— Begin EXTRACTED MATERIAL —
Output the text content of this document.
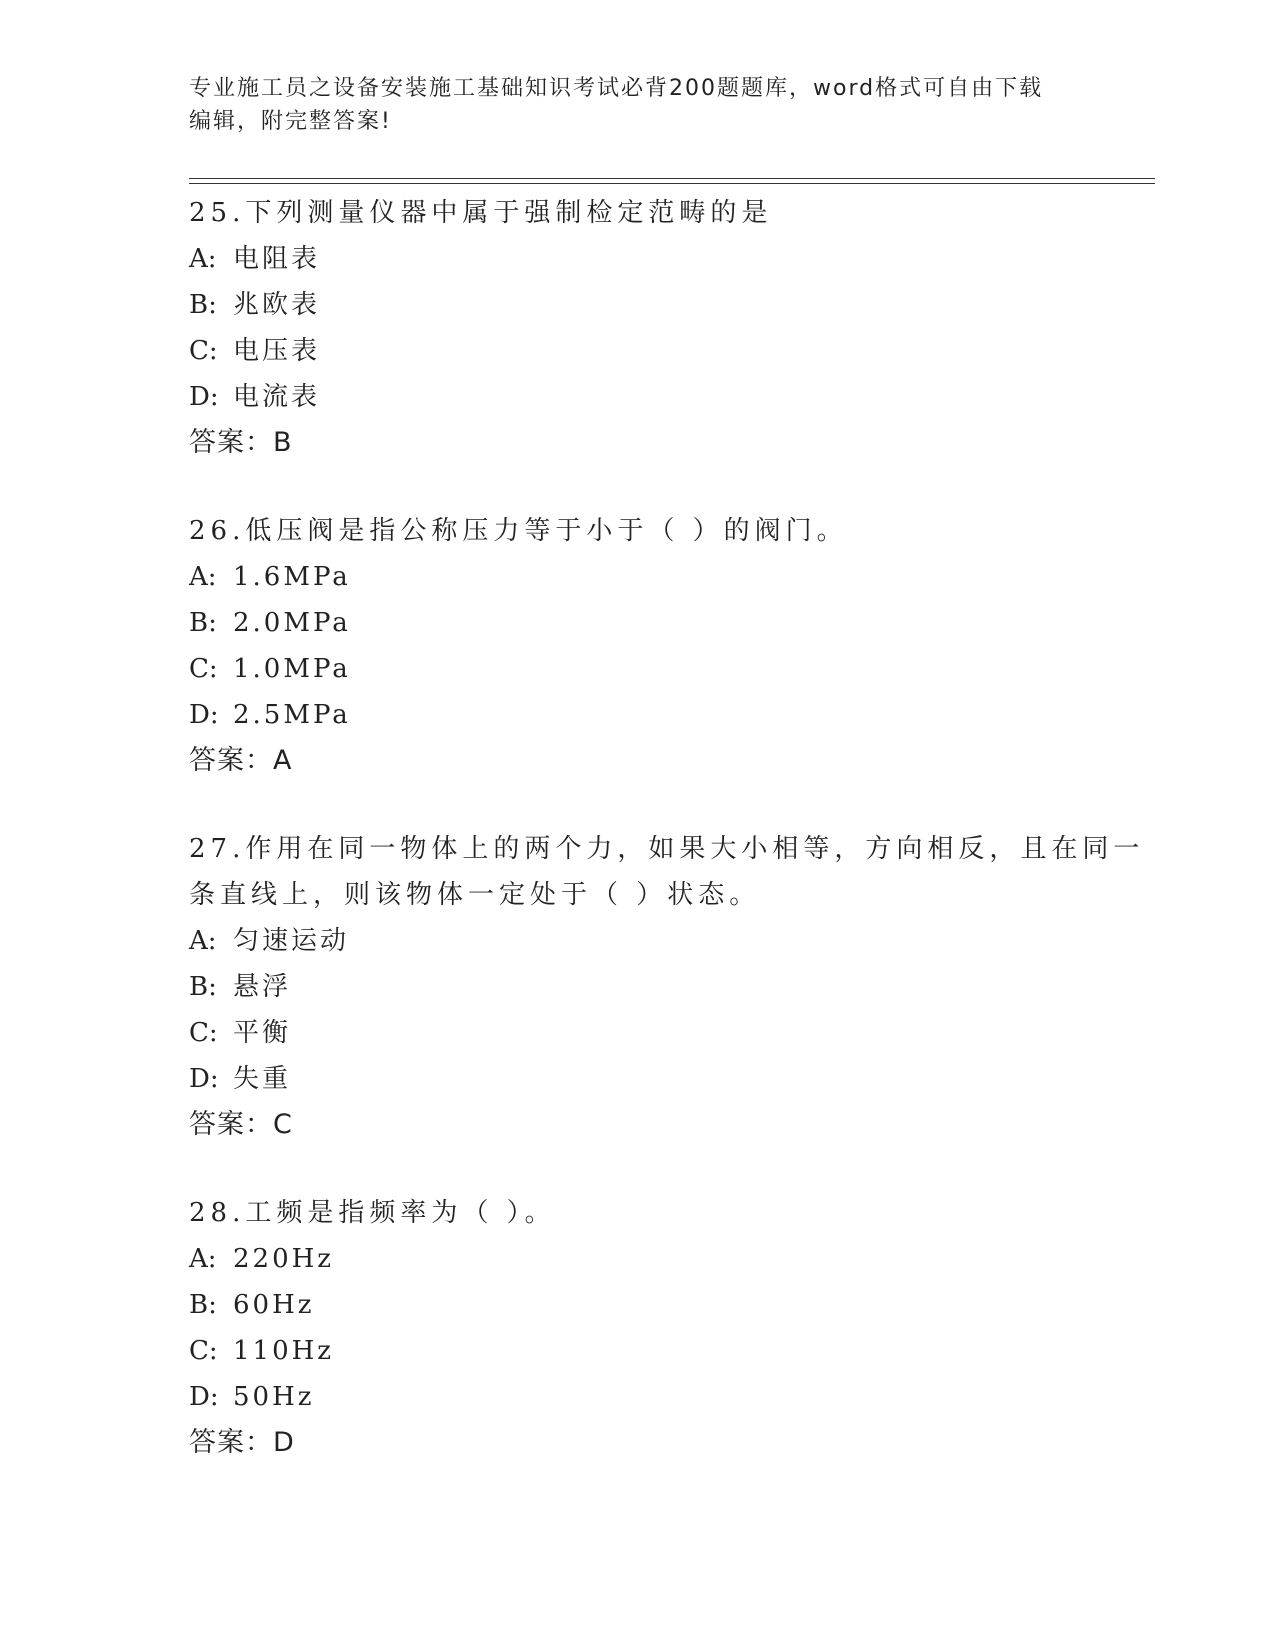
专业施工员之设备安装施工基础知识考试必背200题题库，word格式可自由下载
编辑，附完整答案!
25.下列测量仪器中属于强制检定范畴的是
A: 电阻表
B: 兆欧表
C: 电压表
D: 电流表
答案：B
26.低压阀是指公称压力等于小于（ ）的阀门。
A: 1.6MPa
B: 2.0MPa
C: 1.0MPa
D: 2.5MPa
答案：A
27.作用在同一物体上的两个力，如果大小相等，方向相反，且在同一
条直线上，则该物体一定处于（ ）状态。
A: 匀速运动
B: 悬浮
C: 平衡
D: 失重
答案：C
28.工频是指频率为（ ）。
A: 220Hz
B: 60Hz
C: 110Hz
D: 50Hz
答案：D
— End EXTRACTED MATERIAL —
— Begin EXTRACTED MATERIAL —
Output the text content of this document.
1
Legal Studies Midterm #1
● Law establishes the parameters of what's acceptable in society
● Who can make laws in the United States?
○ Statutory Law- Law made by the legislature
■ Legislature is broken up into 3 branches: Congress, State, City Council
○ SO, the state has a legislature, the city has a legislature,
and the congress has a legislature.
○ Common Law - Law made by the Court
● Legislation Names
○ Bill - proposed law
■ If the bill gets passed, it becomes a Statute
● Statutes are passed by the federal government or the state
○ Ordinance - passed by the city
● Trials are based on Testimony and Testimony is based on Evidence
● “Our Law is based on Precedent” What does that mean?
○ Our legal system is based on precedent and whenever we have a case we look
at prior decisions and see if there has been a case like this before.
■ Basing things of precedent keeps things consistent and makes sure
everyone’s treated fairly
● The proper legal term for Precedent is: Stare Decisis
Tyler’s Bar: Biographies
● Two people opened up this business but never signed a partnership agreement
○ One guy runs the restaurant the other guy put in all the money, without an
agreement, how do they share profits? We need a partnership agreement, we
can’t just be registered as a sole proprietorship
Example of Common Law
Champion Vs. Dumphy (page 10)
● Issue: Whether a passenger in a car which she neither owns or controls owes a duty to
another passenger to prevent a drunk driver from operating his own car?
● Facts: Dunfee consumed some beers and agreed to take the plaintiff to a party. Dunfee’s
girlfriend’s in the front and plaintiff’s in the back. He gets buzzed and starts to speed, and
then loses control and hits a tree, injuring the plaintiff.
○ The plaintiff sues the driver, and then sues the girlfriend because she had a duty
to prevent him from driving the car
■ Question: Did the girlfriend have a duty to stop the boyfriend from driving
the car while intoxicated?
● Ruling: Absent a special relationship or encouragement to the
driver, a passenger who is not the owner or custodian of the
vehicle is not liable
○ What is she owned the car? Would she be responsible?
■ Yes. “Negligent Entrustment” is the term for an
— End EXTRACTED MATERIAL —
— Begin EXTRACTED MATERIAL —
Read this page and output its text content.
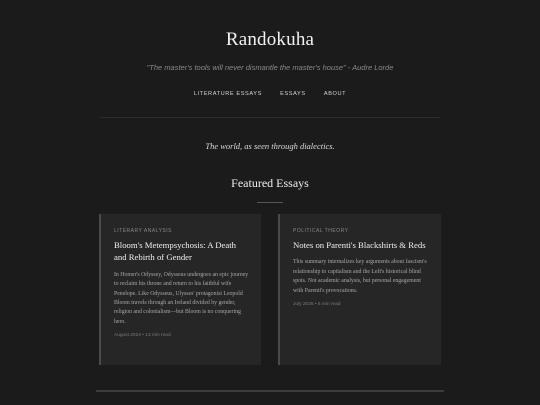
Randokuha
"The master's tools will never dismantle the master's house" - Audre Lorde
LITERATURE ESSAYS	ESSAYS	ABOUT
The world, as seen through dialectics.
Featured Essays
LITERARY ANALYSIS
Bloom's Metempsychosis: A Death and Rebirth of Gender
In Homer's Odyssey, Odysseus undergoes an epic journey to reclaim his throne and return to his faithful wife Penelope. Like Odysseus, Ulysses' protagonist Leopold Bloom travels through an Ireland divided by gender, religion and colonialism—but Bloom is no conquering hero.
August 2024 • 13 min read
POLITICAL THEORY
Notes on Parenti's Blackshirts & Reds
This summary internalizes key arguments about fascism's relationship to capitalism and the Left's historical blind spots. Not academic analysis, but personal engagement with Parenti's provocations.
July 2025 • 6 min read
— End EXTRACTED MATERIAL —
▶ JOB
Extract each line holding the string "gets".

▶ COMPLETE ANSWER
■ If the bill gets passed, it becomes a Statute
girlfriend’s in the front and plaintiff’s in the back. He gets buzzed and starts to speed, and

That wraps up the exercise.